--- Start ---

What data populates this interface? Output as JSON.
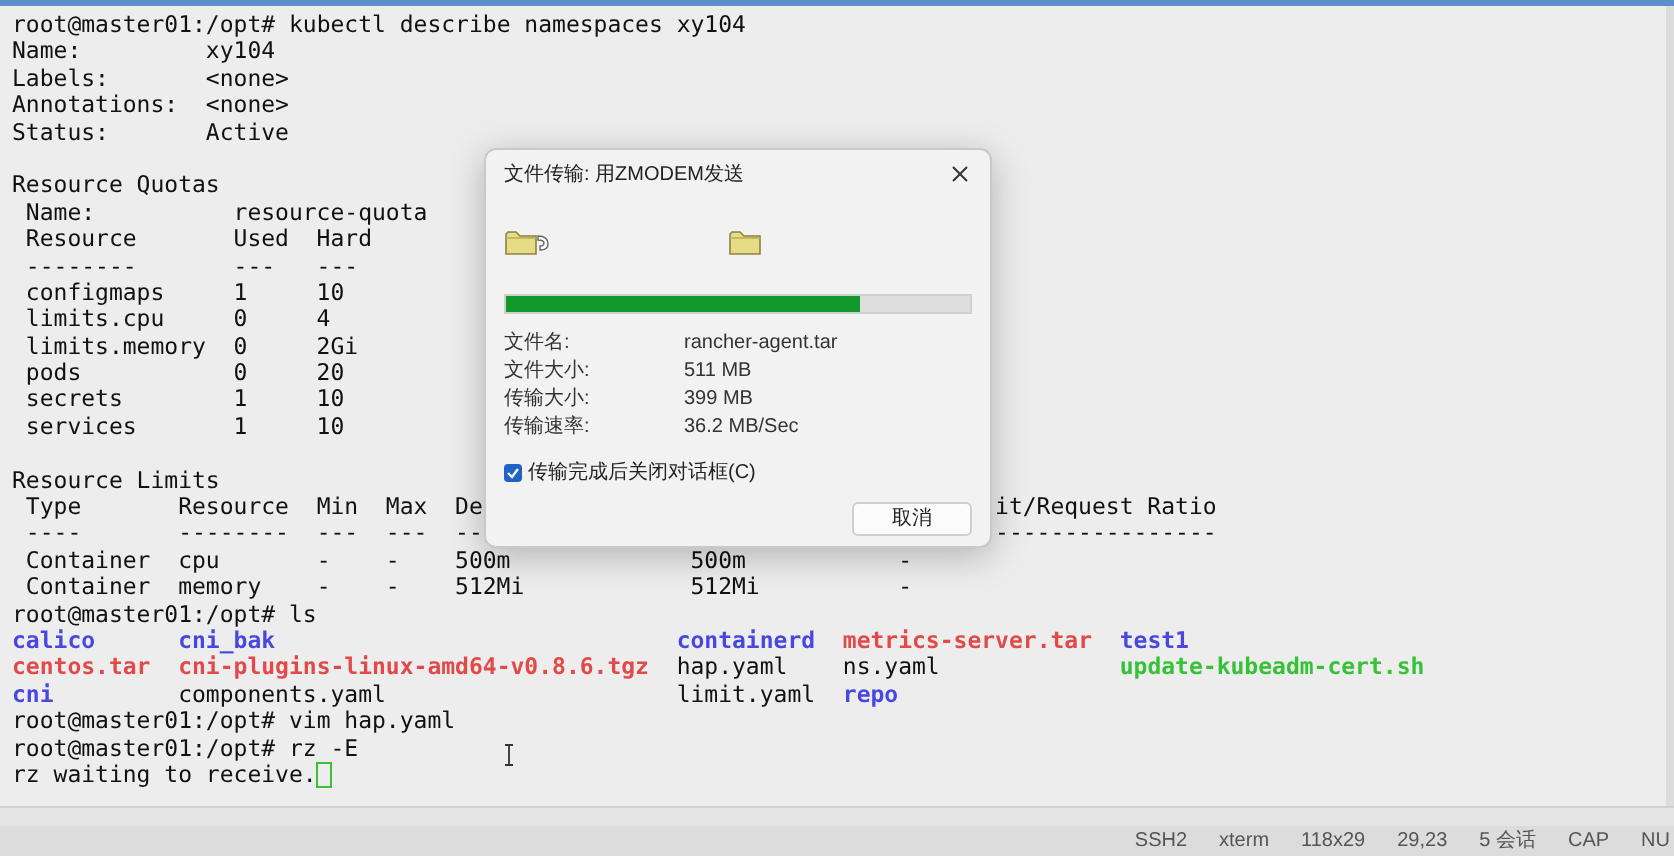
{
  "terminal": {
    "lines": [
      {
        "kind": "prompt",
        "text": "root@master01:/opt# kubectl describe namespaces xy104"
      },
      {
        "kind": "field",
        "label": "Name:",
        "value": "xy104"
      },
      {
        "kind": "field",
        "label": "Labels:",
        "value": "<none>"
      },
      {
        "kind": "field",
        "label": "Annotations:",
        "value": "<none>"
      },
      {
        "kind": "field",
        "label": "Status:",
        "value": "Active"
      },
      {
        "kind": "blank"
      },
      {
        "kind": "heading",
        "text": "Resource Quotas"
      },
      {
        "kind": "quota",
        "name_label": "Name:",
        "name": "resource-quota",
        "columns": [
          {
            "header": "Resource",
            "rule": "--------"
          },
          {
            "header": "Used",
            "rule": "---"
          },
          {
            "header": "Hard",
            "rule": "---"
          }
        ],
        "rows": [
          [
            "configmaps",
            "1",
            "10"
          ],
          [
            "limits.cpu",
            "0",
            "4"
          ],
          [
            "limits.memory",
            "0",
            "2Gi"
          ],
          [
            "pods",
            "0",
            "20"
          ],
          [
            "secrets",
            "1",
            "10"
          ],
          [
            "services",
            "1",
            "10"
          ]
        ]
      },
      {
        "kind": "blank"
      },
      {
        "kind": "heading",
        "text": "Resource Limits"
      },
      {
        "kind": "limits",
        "columns": [
          {
            "header": "Type",
            "rule": "----"
          },
          {
            "header": "Resource",
            "rule": "--------"
          },
          {
            "header": "Min",
            "rule": "---"
          },
          {
            "header": "Max",
            "rule": "---"
          },
          {
            "header": "De",
            "rule": "--"
          },
          {},
          {
            "header": "it/Request Ratio",
            "rule": "----------------"
          }
        ],
        "rows": [
          [
            "Container",
            "cpu",
            "-",
            "-",
            "500m",
            "500m",
            "-"
          ],
          [
            "Container",
            "memory",
            "-",
            "-",
            "512Mi",
            "512Mi",
            "-"
          ]
        ]
      },
      {
        "kind": "prompt",
        "text": "root@master01:/opt# ls"
      },
      {
        "kind": "ls",
        "rows": [
          [
            {
              "name": "calico",
              "kind": "dir"
            },
            {
              "name": "cni_bak",
              "kind": "dir"
            },
            {
              "name": "containerd",
              "kind": "dir"
            },
            {
              "name": "metrics-server.tar",
              "kind": "archive"
            },
            {
              "name": "test1",
              "kind": "dir"
            }
          ],
          [
            {
              "name": "centos.tar",
              "kind": "archive"
            },
            {
              "name": "cni-plugins-linux-amd64-v0.8.6.tgz",
              "kind": "archive"
            },
            {
              "name": "hap.yaml",
              "kind": "file"
            },
            {
              "name": "ns.yaml",
              "kind": "file"
            },
            {
              "name": "update-kubeadm-cert.sh",
              "kind": "exec"
            }
          ],
          [
            {
              "name": "cni",
              "kind": "dir"
            },
            {
              "name": "components.yaml",
              "kind": "file"
            },
            {
              "name": "limit.yaml",
              "kind": "file"
            },
            {
              "name": "repo",
              "kind": "dir"
            }
          ]
        ]
      },
      {
        "kind": "prompt",
        "text": "root@master01:/opt# vim hap.yaml"
      },
      {
        "kind": "prompt",
        "text": "root@master01:/opt# rz -E"
      },
      {
        "kind": "output",
        "text": "rz waiting to receive.",
        "cursor": true
      }
    ]
  },
  "dialog": {
    "title": "文件传输: 用ZMODEM发送",
    "level": 0.765,
    "fields": [
      {
        "label": "文件名:",
        "value": "rancher-agent.tar"
      },
      {
        "label": "文件大小:",
        "value": "511 MB"
      },
      {
        "label": "传输大小:",
        "value": "399 MB"
      },
      {
        "label": "传输速率:",
        "value": "36.2 MB/Sec"
      }
    ],
    "checkbox": {
      "label": "传输完成后关闭对话框(C)",
      "checked": true
    },
    "button": "取消"
  },
  "status_bar": [
    "SSH2",
    "xterm",
    "118x29",
    "29,23",
    "5 会话",
    "CAP",
    "NU"
  ]
}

--- End ---

**Short exercise**
Repeat the material above verbatim, with no pictures in the output.

**Response to the exercise**
What data populates this interface? Output as JSON.
{
  "terminal": {
    "lines": [
      {
        "kind": "prompt",
        "text": "root@master01:/opt# kubectl describe namespaces xy104"
      },
      {
        "kind": "field",
        "label": "Name:",
        "value": "xy104"
      },
      {
        "kind": "field",
        "label": "Labels:",
        "value": "<none>"
      },
      {
        "kind": "field",
        "label": "Annotations:",
        "value": "<none>"
      },
      {
        "kind": "field",
        "label": "Status:",
        "value": "Active"
      },
      {
        "kind": "blank"
      },
      {
        "kind": "heading",
        "text": "Resource Quotas"
      },
      {
        "kind": "quota",
        "name_label": "Name:",
        "name": "resource-quota",
        "columns": [
          {
            "header": "Resource",
            "rule": "--------"
          },
          {
            "header": "Used",
            "rule": "---"
          },
          {
            "header": "Hard",
            "rule": "---"
          }
        ],
        "rows": [
          [
            "configmaps",
            "1",
            "10"
          ],
          [
            "limits.cpu",
            "0",
            "4"
          ],
          [
            "limits.memory",
            "0",
            "2Gi"
          ],
          [
            "pods",
            "0",
            "20"
          ],
          [
            "secrets",
            "1",
            "10"
          ],
          [
            "services",
            "1",
            "10"
          ]
        ]
      },
      {
        "kind": "blank"
      },
      {
        "kind": "heading",
        "text": "Resource Limits"
      },
      {
        "kind": "limits",
        "columns": [
          {
            "header": "Type",
            "rule": "----"
          },
          {
            "header": "Resource",
            "rule": "--------"
          },
          {
            "header": "Min",
            "rule": "---"
          },
          {
            "header": "Max",
            "rule": "---"
          },
          {
            "header": "De",
            "rule": "--"
          },
          {},
          {
            "header": "it/Request Ratio",
            "rule": "----------------"
          }
        ],
        "rows": [
          [
            "Container",
            "cpu",
            "-",
            "-",
            "500m",
            "500m",
            "-"
          ],
          [
            "Container",
            "memory",
            "-",
            "-",
            "512Mi",
            "512Mi",
            "-"
          ]
        ]
      },
      {
        "kind": "prompt",
        "text": "root@master01:/opt# ls"
      },
      {
        "kind": "ls",
        "rows": [
          [
            {
              "name": "calico",
              "kind": "dir"
            },
            {
              "name": "cni_bak",
              "kind": "dir"
            },
            {
              "name": "containerd",
              "kind": "dir"
            },
            {
              "name": "metrics-server.tar",
              "kind": "archive"
            },
            {
              "name": "test1",
              "kind": "dir"
            }
          ],
          [
            {
              "name": "centos.tar",
              "kind": "archive"
            },
            {
              "name": "cni-plugins-linux-amd64-v0.8.6.tgz",
              "kind": "archive"
            },
            {
              "name": "hap.yaml",
              "kind": "file"
            },
            {
              "name": "ns.yaml",
              "kind": "file"
            },
            {
              "name": "update-kubeadm-cert.sh",
              "kind": "exec"
            }
          ],
          [
            {
              "name": "cni",
              "kind": "dir"
            },
            {
              "name": "components.yaml",
              "kind": "file"
            },
            {
              "name": "limit.yaml",
              "kind": "file"
            },
            {
              "name": "repo",
              "kind": "dir"
            }
          ]
        ]
      },
      {
        "kind": "prompt",
        "text": "root@master01:/opt# vim hap.yaml"
      },
      {
        "kind": "prompt",
        "text": "root@master01:/opt# rz -E"
      },
      {
        "kind": "output",
        "text": "rz waiting to receive.",
        "cursor": true
      }
    ]
  },
  "dialog": {
    "title": "文件传输: 用ZMODEM发送",
    "level": 0.765,
    "fields": [
      {
        "label": "文件名:",
        "value": "rancher-agent.tar"
      },
      {
        "label": "文件大小:",
        "value": "511 MB"
      },
      {
        "label": "传输大小:",
        "value": "399 MB"
      },
      {
        "label": "传输速率:",
        "value": "36.2 MB/Sec"
      }
    ],
    "checkbox": {
      "label": "传输完成后关闭对话框(C)",
      "checked": true
    },
    "button": "取消"
  },
  "status_bar": [
    "SSH2",
    "xterm",
    "118x29",
    "29,23",
    "5 会话",
    "CAP",
    "NU"
  ]
}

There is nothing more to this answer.